── Information supplied ──

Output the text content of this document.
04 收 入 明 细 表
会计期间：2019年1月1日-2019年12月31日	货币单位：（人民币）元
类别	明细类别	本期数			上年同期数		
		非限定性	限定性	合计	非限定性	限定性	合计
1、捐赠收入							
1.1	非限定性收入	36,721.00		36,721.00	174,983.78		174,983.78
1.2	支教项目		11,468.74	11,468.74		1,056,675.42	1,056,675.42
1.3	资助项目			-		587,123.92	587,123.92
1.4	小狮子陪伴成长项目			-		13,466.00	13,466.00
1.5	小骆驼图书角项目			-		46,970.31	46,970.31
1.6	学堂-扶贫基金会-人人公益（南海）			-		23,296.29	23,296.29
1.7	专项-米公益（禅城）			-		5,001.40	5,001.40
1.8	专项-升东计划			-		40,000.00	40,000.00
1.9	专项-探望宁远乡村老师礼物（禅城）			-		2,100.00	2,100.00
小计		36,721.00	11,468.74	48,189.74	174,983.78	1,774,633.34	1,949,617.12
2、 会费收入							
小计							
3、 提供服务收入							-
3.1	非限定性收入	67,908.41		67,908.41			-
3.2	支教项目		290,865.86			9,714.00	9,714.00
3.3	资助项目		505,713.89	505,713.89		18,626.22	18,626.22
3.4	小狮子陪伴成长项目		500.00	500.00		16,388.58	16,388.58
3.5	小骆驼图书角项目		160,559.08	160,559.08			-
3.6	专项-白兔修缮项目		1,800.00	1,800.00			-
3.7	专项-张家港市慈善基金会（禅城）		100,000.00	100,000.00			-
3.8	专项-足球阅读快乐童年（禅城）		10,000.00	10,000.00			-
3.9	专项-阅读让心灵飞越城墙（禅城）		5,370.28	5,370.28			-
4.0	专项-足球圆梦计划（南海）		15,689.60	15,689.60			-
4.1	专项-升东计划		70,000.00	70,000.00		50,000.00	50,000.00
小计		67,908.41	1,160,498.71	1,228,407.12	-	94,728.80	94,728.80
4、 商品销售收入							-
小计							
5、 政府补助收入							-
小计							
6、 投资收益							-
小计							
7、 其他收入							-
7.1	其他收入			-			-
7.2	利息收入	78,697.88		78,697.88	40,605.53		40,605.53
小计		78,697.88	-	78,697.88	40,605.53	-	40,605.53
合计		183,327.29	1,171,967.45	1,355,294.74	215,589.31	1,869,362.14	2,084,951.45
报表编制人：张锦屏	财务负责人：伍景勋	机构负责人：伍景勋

───

Extract all lines from the data in which "小狮子陪伴成长项目" is found.

Expected output:
1.4	小狮子陪伴成长项目			-		13,466.00	13,466.00
3.4	小狮子陪伴成长项目		500.00	500.00		16,388.58	16,388.58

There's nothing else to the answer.